▶ Exercise instructions
Read the entries below and pull out each line with the string "duration".

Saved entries
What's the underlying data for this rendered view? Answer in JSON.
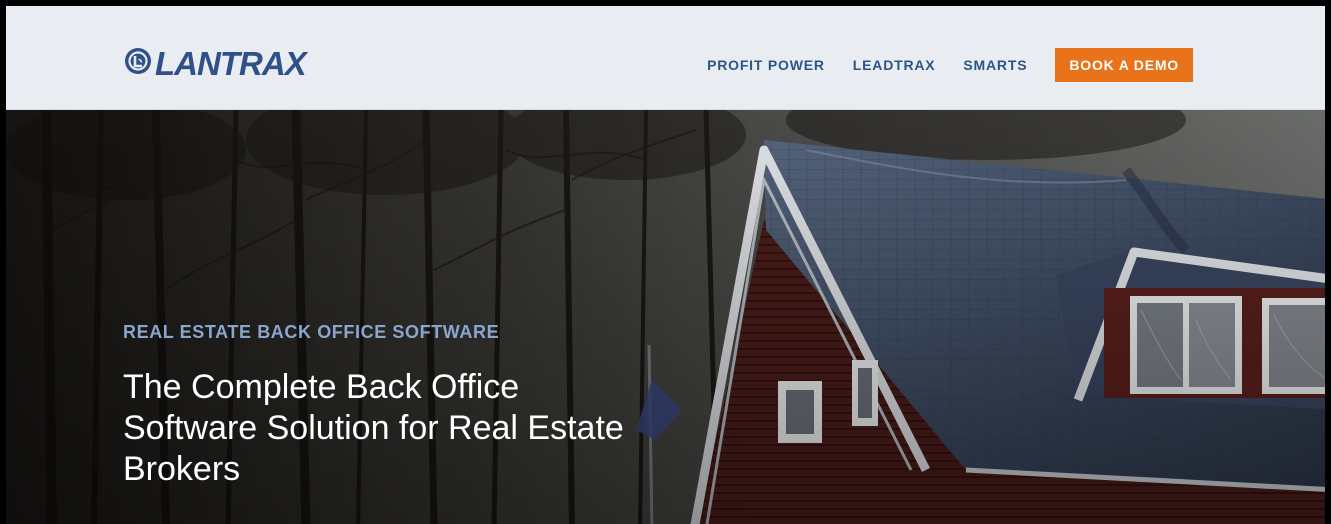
{
  "brand": {
    "name": "LANTRAX",
    "logo_prefix": "LAN",
    "logo_suffix": "TRAX",
    "colors": {
      "header_bg": "#e9edf2",
      "brand_blue": "#2f5088",
      "nav_blue": "#2d5486",
      "cta_orange": "#e8731a",
      "eyebrow_blue": "#8aa6cf"
    }
  },
  "nav": {
    "items": [
      {
        "label": "PROFIT POWER"
      },
      {
        "label": "LEADTRAX"
      },
      {
        "label": "SMARTS"
      }
    ],
    "cta_label": "BOOK A DEMO"
  },
  "hero": {
    "eyebrow": "REAL ESTATE BACK OFFICE SOFTWARE",
    "headline": "The Complete Back Office Software Solution for Real Estate Brokers",
    "background_image": "house-with-slate-roof-in-misty-forest"
  }
}
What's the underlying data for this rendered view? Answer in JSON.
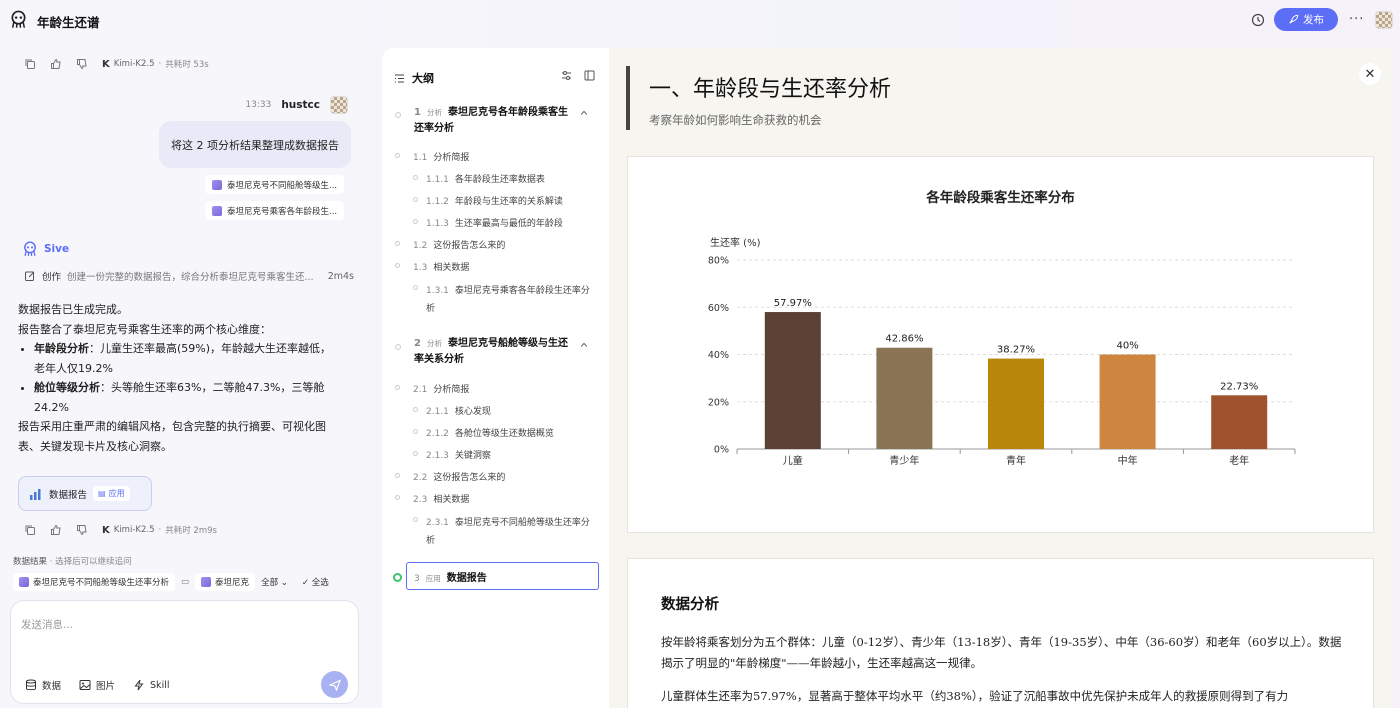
{
  "app": {
    "title": "年龄生还谱",
    "publish_label": "发布"
  },
  "chat": {
    "top_meta": {
      "model": "Kimi-K2.5",
      "duration": "共耗时 53s"
    },
    "user_msg": {
      "time": "13:33",
      "name": "hustcc",
      "text": "将这 2 项分析结果整理成数据报告"
    },
    "attachments": [
      "泰坦尼克号不同船舱等级生...",
      "泰坦尼克号乘客各年龄段生..."
    ],
    "agent_name": "Sive",
    "create": {
      "label": "创作",
      "desc": "创建一份完整的数据报告，综合分析泰坦尼克号乘客生还...",
      "duration": "2m4s"
    },
    "summary": {
      "p1": "数据报告已生成完成。",
      "p2": "报告整合了泰坦尼克号乘客生还率的两个核心维度：",
      "b1_label": "年龄段分析",
      "b1_text": "：儿童生还率最高(59%)，年龄越大生还率越低，老年人仅19.2%",
      "b2_label": "舱位等级分析",
      "b2_text": "：头等舱生还率63%，二等舱47.3%，三等舱24.2%",
      "p3": "报告采用庄重严肃的编辑风格，包含完整的执行摘要、可视化图表、关键发现卡片及核心洞察。"
    },
    "report_card": {
      "title": "数据报告",
      "apply": "应用"
    },
    "bottom_meta": {
      "model": "Kimi-K2.5",
      "duration": "共耗时 2m9s"
    },
    "results": {
      "title": "数据结果",
      "hint": "选择后可以继续追问",
      "chip1": "泰坦尼克号不同船舱等级生还率分析",
      "chip2": "泰坦尼克",
      "all": "全部",
      "select_all": "全选"
    },
    "input": {
      "placeholder": "发送消息...",
      "tool_data": "数据",
      "tool_image": "图片",
      "tool_skill": "Skill"
    }
  },
  "outline": {
    "title": "大纲",
    "sec1": {
      "num": "1",
      "tag": "分析",
      "title": "泰坦尼克号各年龄段乘客生还率分析"
    },
    "sec1_items": [
      {
        "num": "1.1",
        "text": "分析简报"
      },
      {
        "num": "1.1.1",
        "text": "各年龄段生还率数据表"
      },
      {
        "num": "1.1.2",
        "text": "年龄段与生还率的关系解读"
      },
      {
        "num": "1.1.3",
        "text": "生还率最高与最低的年龄段"
      },
      {
        "num": "1.2",
        "text": "这份报告怎么来的"
      },
      {
        "num": "1.3",
        "text": "相关数据"
      },
      {
        "num": "1.3.1",
        "text": "泰坦尼克号乘客各年龄段生还率分",
        "text2": "析"
      }
    ],
    "sec2": {
      "num": "2",
      "tag": "分析",
      "title": "泰坦尼克号船舱等级与生还率关系分析"
    },
    "sec2_items": [
      {
        "num": "2.1",
        "text": "分析简报"
      },
      {
        "num": "2.1.1",
        "text": "核心发现"
      },
      {
        "num": "2.1.2",
        "text": "各舱位等级生还数据概览"
      },
      {
        "num": "2.1.3",
        "text": "关键洞察"
      },
      {
        "num": "2.2",
        "text": "这份报告怎么来的"
      },
      {
        "num": "2.3",
        "text": "相关数据"
      },
      {
        "num": "2.3.1",
        "text": "泰坦尼克号不同船舱等级生还率分",
        "text2": "析"
      }
    ],
    "sec3": {
      "num": "3",
      "tag": "应用",
      "title": "数据报告"
    }
  },
  "doc": {
    "title": "一、年龄段与生还率分析",
    "subtitle": "考察年龄如何影响生命获救的机会",
    "analysis_title": "数据分析",
    "para1": "按年龄将乘客划分为五个群体：儿童（0-12岁）、青少年（13-18岁）、青年（19-35岁）、中年（36-60岁）和老年（60岁以上）。数据揭示了明显的\"年龄梯度\"——年龄越小，生还率越高这一规律。",
    "para2": "儿童群体生还率为57.97%，显著高于整体平均水平（约38%），验证了沉船事故中优先保护未成年人的救援原则得到了有力"
  },
  "chart_data": {
    "type": "bar",
    "title": "各年龄段乘客生还率分布",
    "ylabel": "生还率 (%)",
    "categories": [
      "儿童",
      "青少年",
      "青年",
      "中年",
      "老年"
    ],
    "values": [
      57.97,
      42.86,
      38.27,
      40,
      22.73
    ],
    "labels": [
      "57.97%",
      "42.86%",
      "38.27%",
      "40%",
      "22.73%"
    ],
    "colors": [
      "#5c4033",
      "#8b7355",
      "#b8860b",
      "#cd853f",
      "#a0522d"
    ],
    "ylim": [
      0,
      80
    ],
    "yticks": [
      0,
      20,
      40,
      60,
      80
    ],
    "ytick_labels": [
      "0%",
      "20%",
      "40%",
      "60%",
      "80%"
    ],
    "grid": true
  }
}
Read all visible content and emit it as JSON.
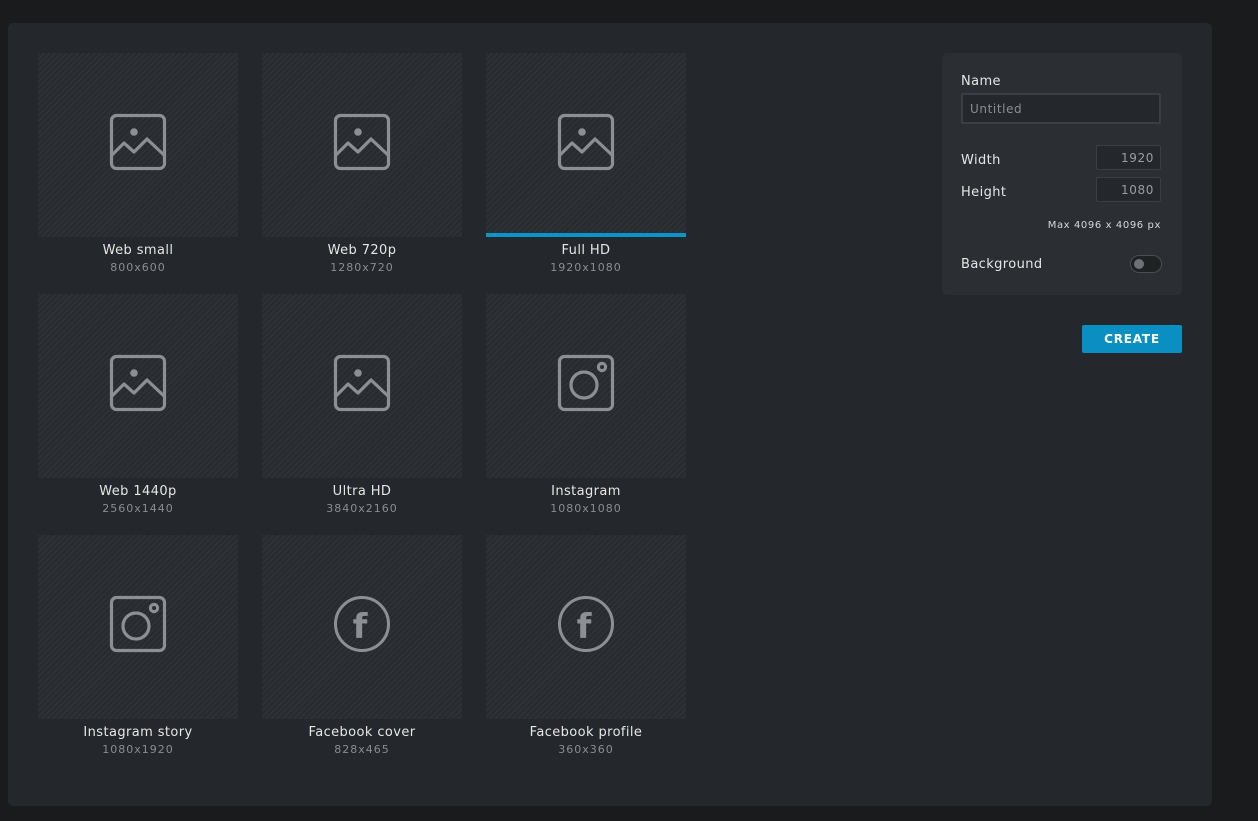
{
  "presets": [
    {
      "name": "Web small",
      "size": "800x600",
      "icon": "image-icon",
      "selected": false
    },
    {
      "name": "Web 720p",
      "size": "1280x720",
      "icon": "image-icon",
      "selected": false
    },
    {
      "name": "Full HD",
      "size": "1920x1080",
      "icon": "image-icon",
      "selected": true
    },
    {
      "name": "Web 1440p",
      "size": "2560x1440",
      "icon": "image-icon",
      "selected": false
    },
    {
      "name": "Ultra HD",
      "size": "3840x2160",
      "icon": "image-icon",
      "selected": false
    },
    {
      "name": "Instagram",
      "size": "1080x1080",
      "icon": "instagram-icon",
      "selected": false
    },
    {
      "name": "Instagram story",
      "size": "1080x1920",
      "icon": "instagram-icon",
      "selected": false
    },
    {
      "name": "Facebook cover",
      "size": "828x465",
      "icon": "facebook-icon",
      "selected": false
    },
    {
      "name": "Facebook profile",
      "size": "360x360",
      "icon": "facebook-icon",
      "selected": false
    }
  ],
  "form": {
    "name_label": "Name",
    "name_placeholder": "Untitled",
    "name_value": "",
    "width_label": "Width",
    "width_value": "1920",
    "height_label": "Height",
    "height_value": "1080",
    "max_note": "Max 4096 x 4096 px",
    "background_label": "Background",
    "background_enabled": false
  },
  "create_label": "CREATE",
  "colors": {
    "accent": "#0a95c9",
    "dialog_bg": "#24272b",
    "panel_bg": "#2b2e33",
    "icon_stroke": "#8d8f92"
  }
}
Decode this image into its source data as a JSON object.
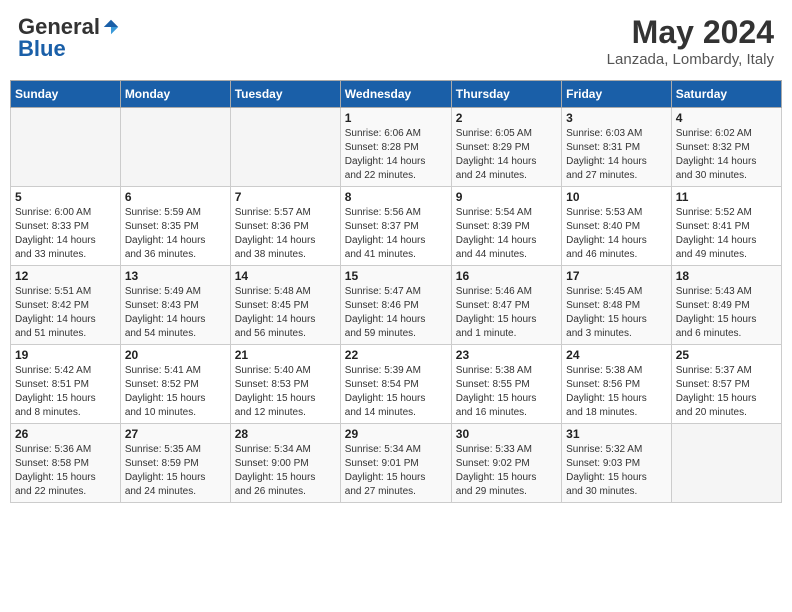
{
  "header": {
    "logo_general": "General",
    "logo_blue": "Blue",
    "title": "May 2024",
    "location": "Lanzada, Lombardy, Italy"
  },
  "weekdays": [
    "Sunday",
    "Monday",
    "Tuesday",
    "Wednesday",
    "Thursday",
    "Friday",
    "Saturday"
  ],
  "weeks": [
    [
      {
        "day": "",
        "info": ""
      },
      {
        "day": "",
        "info": ""
      },
      {
        "day": "",
        "info": ""
      },
      {
        "day": "1",
        "info": "Sunrise: 6:06 AM\nSunset: 8:28 PM\nDaylight: 14 hours\nand 22 minutes."
      },
      {
        "day": "2",
        "info": "Sunrise: 6:05 AM\nSunset: 8:29 PM\nDaylight: 14 hours\nand 24 minutes."
      },
      {
        "day": "3",
        "info": "Sunrise: 6:03 AM\nSunset: 8:31 PM\nDaylight: 14 hours\nand 27 minutes."
      },
      {
        "day": "4",
        "info": "Sunrise: 6:02 AM\nSunset: 8:32 PM\nDaylight: 14 hours\nand 30 minutes."
      }
    ],
    [
      {
        "day": "5",
        "info": "Sunrise: 6:00 AM\nSunset: 8:33 PM\nDaylight: 14 hours\nand 33 minutes."
      },
      {
        "day": "6",
        "info": "Sunrise: 5:59 AM\nSunset: 8:35 PM\nDaylight: 14 hours\nand 36 minutes."
      },
      {
        "day": "7",
        "info": "Sunrise: 5:57 AM\nSunset: 8:36 PM\nDaylight: 14 hours\nand 38 minutes."
      },
      {
        "day": "8",
        "info": "Sunrise: 5:56 AM\nSunset: 8:37 PM\nDaylight: 14 hours\nand 41 minutes."
      },
      {
        "day": "9",
        "info": "Sunrise: 5:54 AM\nSunset: 8:39 PM\nDaylight: 14 hours\nand 44 minutes."
      },
      {
        "day": "10",
        "info": "Sunrise: 5:53 AM\nSunset: 8:40 PM\nDaylight: 14 hours\nand 46 minutes."
      },
      {
        "day": "11",
        "info": "Sunrise: 5:52 AM\nSunset: 8:41 PM\nDaylight: 14 hours\nand 49 minutes."
      }
    ],
    [
      {
        "day": "12",
        "info": "Sunrise: 5:51 AM\nSunset: 8:42 PM\nDaylight: 14 hours\nand 51 minutes."
      },
      {
        "day": "13",
        "info": "Sunrise: 5:49 AM\nSunset: 8:43 PM\nDaylight: 14 hours\nand 54 minutes."
      },
      {
        "day": "14",
        "info": "Sunrise: 5:48 AM\nSunset: 8:45 PM\nDaylight: 14 hours\nand 56 minutes."
      },
      {
        "day": "15",
        "info": "Sunrise: 5:47 AM\nSunset: 8:46 PM\nDaylight: 14 hours\nand 59 minutes."
      },
      {
        "day": "16",
        "info": "Sunrise: 5:46 AM\nSunset: 8:47 PM\nDaylight: 15 hours\nand 1 minute."
      },
      {
        "day": "17",
        "info": "Sunrise: 5:45 AM\nSunset: 8:48 PM\nDaylight: 15 hours\nand 3 minutes."
      },
      {
        "day": "18",
        "info": "Sunrise: 5:43 AM\nSunset: 8:49 PM\nDaylight: 15 hours\nand 6 minutes."
      }
    ],
    [
      {
        "day": "19",
        "info": "Sunrise: 5:42 AM\nSunset: 8:51 PM\nDaylight: 15 hours\nand 8 minutes."
      },
      {
        "day": "20",
        "info": "Sunrise: 5:41 AM\nSunset: 8:52 PM\nDaylight: 15 hours\nand 10 minutes."
      },
      {
        "day": "21",
        "info": "Sunrise: 5:40 AM\nSunset: 8:53 PM\nDaylight: 15 hours\nand 12 minutes."
      },
      {
        "day": "22",
        "info": "Sunrise: 5:39 AM\nSunset: 8:54 PM\nDaylight: 15 hours\nand 14 minutes."
      },
      {
        "day": "23",
        "info": "Sunrise: 5:38 AM\nSunset: 8:55 PM\nDaylight: 15 hours\nand 16 minutes."
      },
      {
        "day": "24",
        "info": "Sunrise: 5:38 AM\nSunset: 8:56 PM\nDaylight: 15 hours\nand 18 minutes."
      },
      {
        "day": "25",
        "info": "Sunrise: 5:37 AM\nSunset: 8:57 PM\nDaylight: 15 hours\nand 20 minutes."
      }
    ],
    [
      {
        "day": "26",
        "info": "Sunrise: 5:36 AM\nSunset: 8:58 PM\nDaylight: 15 hours\nand 22 minutes."
      },
      {
        "day": "27",
        "info": "Sunrise: 5:35 AM\nSunset: 8:59 PM\nDaylight: 15 hours\nand 24 minutes."
      },
      {
        "day": "28",
        "info": "Sunrise: 5:34 AM\nSunset: 9:00 PM\nDaylight: 15 hours\nand 26 minutes."
      },
      {
        "day": "29",
        "info": "Sunrise: 5:34 AM\nSunset: 9:01 PM\nDaylight: 15 hours\nand 27 minutes."
      },
      {
        "day": "30",
        "info": "Sunrise: 5:33 AM\nSunset: 9:02 PM\nDaylight: 15 hours\nand 29 minutes."
      },
      {
        "day": "31",
        "info": "Sunrise: 5:32 AM\nSunset: 9:03 PM\nDaylight: 15 hours\nand 30 minutes."
      },
      {
        "day": "",
        "info": ""
      }
    ]
  ]
}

▶ Result below
      "duration": "共耗时 53s"
      "duration": "2m4s"
      "duration": "共耗时 2m9s"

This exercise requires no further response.